→ **Supplied entries**:
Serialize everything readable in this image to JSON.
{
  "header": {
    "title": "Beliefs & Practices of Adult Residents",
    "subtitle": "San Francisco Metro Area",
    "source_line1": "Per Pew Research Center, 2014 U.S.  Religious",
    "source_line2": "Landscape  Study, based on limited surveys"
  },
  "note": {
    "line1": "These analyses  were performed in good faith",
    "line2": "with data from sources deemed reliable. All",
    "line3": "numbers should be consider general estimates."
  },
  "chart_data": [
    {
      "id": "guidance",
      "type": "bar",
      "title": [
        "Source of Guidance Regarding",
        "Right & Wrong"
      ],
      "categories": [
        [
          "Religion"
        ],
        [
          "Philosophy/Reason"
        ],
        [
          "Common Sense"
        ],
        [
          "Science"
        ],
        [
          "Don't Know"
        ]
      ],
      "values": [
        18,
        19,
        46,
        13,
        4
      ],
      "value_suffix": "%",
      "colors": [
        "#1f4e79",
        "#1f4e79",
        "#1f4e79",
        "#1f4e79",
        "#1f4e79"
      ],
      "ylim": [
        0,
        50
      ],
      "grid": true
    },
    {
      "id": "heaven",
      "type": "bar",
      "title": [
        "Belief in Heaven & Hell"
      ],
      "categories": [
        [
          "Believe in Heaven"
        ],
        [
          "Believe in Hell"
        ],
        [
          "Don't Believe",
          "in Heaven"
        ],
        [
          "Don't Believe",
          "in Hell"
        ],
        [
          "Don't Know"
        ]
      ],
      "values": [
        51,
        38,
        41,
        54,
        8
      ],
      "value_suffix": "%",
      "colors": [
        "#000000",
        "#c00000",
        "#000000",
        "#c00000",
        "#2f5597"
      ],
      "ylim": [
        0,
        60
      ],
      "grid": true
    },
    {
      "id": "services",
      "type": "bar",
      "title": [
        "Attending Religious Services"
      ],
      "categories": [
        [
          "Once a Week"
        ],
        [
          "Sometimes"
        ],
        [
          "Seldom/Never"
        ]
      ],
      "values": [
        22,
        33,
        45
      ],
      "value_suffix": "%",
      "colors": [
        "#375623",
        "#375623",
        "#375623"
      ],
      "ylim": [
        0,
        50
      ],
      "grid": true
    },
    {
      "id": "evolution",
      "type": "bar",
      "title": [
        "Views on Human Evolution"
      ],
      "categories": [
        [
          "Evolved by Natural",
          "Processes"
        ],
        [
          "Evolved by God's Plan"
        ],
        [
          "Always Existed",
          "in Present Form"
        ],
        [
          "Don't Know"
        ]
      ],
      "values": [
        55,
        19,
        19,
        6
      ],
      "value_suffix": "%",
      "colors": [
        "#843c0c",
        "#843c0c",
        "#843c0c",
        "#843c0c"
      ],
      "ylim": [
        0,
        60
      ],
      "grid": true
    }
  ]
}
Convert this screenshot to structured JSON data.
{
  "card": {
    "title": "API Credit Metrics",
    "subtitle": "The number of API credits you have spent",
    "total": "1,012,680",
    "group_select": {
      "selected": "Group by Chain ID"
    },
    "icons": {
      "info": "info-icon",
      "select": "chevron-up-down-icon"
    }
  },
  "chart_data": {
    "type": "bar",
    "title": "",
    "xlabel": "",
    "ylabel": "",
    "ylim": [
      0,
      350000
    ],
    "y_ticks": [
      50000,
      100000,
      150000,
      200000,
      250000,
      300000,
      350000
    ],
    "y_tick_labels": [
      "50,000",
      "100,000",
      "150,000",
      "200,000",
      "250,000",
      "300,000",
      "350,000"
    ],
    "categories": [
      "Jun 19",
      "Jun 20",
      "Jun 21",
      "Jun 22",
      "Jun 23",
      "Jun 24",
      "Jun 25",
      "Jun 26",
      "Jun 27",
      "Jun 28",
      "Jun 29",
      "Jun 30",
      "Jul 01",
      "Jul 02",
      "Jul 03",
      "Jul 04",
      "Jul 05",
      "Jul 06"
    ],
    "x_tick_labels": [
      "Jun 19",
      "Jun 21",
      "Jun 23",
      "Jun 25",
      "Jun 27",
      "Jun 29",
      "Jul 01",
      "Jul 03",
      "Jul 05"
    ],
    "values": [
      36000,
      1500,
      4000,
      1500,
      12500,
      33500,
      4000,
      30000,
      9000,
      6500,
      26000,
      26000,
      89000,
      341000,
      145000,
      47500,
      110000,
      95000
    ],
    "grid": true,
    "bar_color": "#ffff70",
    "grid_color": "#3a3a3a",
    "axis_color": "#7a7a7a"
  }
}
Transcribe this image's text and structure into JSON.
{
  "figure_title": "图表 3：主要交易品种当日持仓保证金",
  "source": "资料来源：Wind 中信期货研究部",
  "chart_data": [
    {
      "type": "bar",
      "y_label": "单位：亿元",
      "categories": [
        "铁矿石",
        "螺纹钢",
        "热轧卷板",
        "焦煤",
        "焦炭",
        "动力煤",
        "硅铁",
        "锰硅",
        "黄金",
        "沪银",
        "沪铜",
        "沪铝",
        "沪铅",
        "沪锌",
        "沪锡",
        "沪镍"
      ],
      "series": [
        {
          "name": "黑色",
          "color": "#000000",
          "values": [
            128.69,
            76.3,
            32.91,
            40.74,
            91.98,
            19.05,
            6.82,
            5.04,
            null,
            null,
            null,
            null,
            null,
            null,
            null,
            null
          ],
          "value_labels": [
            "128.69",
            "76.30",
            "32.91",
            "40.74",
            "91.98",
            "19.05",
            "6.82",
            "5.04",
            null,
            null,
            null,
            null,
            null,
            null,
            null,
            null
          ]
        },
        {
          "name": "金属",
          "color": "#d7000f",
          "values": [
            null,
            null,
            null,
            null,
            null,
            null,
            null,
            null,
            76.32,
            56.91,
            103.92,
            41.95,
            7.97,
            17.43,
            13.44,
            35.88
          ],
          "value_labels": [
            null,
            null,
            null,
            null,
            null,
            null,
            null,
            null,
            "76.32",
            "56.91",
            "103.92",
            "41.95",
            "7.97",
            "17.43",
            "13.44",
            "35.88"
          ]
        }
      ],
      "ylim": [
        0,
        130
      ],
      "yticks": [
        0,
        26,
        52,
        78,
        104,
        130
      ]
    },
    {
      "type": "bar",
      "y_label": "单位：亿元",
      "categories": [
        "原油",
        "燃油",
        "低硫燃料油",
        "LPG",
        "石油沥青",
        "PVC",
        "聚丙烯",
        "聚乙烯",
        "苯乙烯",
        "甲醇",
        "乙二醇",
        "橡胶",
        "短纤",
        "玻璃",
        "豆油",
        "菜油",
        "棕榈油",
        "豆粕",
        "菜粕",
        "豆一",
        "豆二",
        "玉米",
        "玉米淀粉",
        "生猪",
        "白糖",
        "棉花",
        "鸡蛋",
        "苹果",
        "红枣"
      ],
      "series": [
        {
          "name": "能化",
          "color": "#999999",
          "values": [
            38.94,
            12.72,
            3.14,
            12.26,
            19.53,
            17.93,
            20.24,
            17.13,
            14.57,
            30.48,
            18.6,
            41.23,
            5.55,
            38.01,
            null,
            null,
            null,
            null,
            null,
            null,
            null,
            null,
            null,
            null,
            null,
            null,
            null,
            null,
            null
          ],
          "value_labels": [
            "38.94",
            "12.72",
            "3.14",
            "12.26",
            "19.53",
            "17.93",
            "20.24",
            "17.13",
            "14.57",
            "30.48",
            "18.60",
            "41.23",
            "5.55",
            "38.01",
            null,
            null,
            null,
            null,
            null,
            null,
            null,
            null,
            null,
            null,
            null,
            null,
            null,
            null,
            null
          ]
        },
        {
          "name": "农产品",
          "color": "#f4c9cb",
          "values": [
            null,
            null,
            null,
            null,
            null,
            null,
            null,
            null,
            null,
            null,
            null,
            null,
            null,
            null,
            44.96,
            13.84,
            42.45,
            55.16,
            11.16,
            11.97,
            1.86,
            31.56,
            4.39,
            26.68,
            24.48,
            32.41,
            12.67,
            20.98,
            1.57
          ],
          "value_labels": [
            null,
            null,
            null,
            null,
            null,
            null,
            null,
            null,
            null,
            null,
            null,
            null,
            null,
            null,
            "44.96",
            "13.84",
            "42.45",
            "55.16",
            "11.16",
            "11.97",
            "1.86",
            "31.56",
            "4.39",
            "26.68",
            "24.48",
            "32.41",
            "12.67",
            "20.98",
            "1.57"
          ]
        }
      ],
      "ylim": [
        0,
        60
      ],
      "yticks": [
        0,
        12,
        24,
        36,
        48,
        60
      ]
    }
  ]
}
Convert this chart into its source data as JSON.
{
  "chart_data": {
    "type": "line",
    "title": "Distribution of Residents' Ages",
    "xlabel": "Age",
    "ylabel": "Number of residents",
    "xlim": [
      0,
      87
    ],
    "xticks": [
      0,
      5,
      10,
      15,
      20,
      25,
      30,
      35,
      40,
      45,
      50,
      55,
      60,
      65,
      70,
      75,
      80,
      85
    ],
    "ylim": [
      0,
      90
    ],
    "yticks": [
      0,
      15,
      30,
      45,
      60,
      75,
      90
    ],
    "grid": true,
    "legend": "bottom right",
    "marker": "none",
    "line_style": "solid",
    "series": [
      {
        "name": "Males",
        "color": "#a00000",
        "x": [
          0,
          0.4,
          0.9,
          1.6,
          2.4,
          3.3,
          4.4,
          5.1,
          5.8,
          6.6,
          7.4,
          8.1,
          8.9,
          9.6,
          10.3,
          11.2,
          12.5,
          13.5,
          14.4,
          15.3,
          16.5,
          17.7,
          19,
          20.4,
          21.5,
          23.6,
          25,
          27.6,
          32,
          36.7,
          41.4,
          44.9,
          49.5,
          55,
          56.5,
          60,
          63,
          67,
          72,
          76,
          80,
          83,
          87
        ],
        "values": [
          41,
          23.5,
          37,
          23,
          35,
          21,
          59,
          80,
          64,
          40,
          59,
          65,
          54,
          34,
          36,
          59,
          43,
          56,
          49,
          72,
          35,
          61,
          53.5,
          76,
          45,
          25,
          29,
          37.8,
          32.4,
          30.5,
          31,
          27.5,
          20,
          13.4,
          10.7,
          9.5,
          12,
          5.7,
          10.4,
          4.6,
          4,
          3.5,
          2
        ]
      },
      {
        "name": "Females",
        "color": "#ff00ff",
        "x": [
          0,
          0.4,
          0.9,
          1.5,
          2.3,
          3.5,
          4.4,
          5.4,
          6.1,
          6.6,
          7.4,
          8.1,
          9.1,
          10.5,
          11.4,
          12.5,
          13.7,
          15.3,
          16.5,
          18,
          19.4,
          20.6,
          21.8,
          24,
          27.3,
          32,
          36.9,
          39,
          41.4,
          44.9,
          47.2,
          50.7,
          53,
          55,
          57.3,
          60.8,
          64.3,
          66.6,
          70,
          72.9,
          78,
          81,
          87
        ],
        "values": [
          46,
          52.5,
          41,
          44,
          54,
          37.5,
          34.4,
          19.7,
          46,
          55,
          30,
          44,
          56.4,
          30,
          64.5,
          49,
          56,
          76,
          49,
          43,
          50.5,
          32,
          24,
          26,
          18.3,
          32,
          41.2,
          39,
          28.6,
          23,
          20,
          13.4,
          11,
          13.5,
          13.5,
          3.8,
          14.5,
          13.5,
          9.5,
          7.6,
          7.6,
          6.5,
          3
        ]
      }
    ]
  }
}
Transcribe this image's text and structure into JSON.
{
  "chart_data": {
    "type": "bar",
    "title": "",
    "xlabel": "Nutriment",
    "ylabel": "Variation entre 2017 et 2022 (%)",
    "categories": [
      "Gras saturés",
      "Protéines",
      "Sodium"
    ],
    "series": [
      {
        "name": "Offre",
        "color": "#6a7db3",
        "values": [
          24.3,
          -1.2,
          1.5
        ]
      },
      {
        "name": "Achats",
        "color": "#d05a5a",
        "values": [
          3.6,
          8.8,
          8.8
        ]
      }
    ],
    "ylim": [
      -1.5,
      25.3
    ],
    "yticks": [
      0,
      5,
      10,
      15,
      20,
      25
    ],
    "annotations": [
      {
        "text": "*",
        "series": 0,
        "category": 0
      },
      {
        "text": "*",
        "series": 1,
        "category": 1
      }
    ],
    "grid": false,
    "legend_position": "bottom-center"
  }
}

→ **Stated goal**:
Pick out each line that holds the string "Religious".

→ **Full solution**:
    "source_line1": "Per Pew Research Center, 2014 U.S.  Religious",
        "Attending Religious Services"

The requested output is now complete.